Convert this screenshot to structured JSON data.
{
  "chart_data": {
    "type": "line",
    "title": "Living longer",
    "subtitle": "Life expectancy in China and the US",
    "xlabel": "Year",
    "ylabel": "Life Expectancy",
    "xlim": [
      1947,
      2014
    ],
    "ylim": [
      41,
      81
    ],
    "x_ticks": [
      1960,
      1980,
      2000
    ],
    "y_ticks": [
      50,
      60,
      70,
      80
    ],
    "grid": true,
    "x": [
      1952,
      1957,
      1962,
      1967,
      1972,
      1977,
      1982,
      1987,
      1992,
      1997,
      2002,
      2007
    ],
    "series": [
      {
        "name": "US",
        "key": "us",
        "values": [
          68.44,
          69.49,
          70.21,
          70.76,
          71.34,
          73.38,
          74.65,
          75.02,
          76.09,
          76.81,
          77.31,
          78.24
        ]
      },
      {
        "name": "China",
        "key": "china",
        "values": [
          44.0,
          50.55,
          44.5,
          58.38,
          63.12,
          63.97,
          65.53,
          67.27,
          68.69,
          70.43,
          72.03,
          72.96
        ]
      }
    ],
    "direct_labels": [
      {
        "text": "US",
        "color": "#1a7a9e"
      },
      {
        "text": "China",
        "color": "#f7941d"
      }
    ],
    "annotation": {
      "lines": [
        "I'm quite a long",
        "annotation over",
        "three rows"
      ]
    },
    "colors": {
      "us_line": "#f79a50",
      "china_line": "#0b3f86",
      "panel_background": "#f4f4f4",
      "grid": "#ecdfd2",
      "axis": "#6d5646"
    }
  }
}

Exercise brief: Output the listing above word for word.

Answer for this exercise:
Convert this screenshot to structured JSON data.
{
  "chart_data": {
    "type": "line",
    "title": "Living longer",
    "subtitle": "Life expectancy in China and the US",
    "xlabel": "Year",
    "ylabel": "Life Expectancy",
    "xlim": [
      1947,
      2014
    ],
    "ylim": [
      41,
      81
    ],
    "x_ticks": [
      1960,
      1980,
      2000
    ],
    "y_ticks": [
      50,
      60,
      70,
      80
    ],
    "grid": true,
    "x": [
      1952,
      1957,
      1962,
      1967,
      1972,
      1977,
      1982,
      1987,
      1992,
      1997,
      2002,
      2007
    ],
    "series": [
      {
        "name": "US",
        "key": "us",
        "values": [
          68.44,
          69.49,
          70.21,
          70.76,
          71.34,
          73.38,
          74.65,
          75.02,
          76.09,
          76.81,
          77.31,
          78.24
        ]
      },
      {
        "name": "China",
        "key": "china",
        "values": [
          44.0,
          50.55,
          44.5,
          58.38,
          63.12,
          63.97,
          65.53,
          67.27,
          68.69,
          70.43,
          72.03,
          72.96
        ]
      }
    ],
    "direct_labels": [
      {
        "text": "US",
        "color": "#1a7a9e"
      },
      {
        "text": "China",
        "color": "#f7941d"
      }
    ],
    "annotation": {
      "lines": [
        "I'm quite a long",
        "annotation over",
        "three rows"
      ]
    },
    "colors": {
      "us_line": "#f79a50",
      "china_line": "#0b3f86",
      "panel_background": "#f4f4f4",
      "grid": "#ecdfd2",
      "axis": "#6d5646"
    }
  }
}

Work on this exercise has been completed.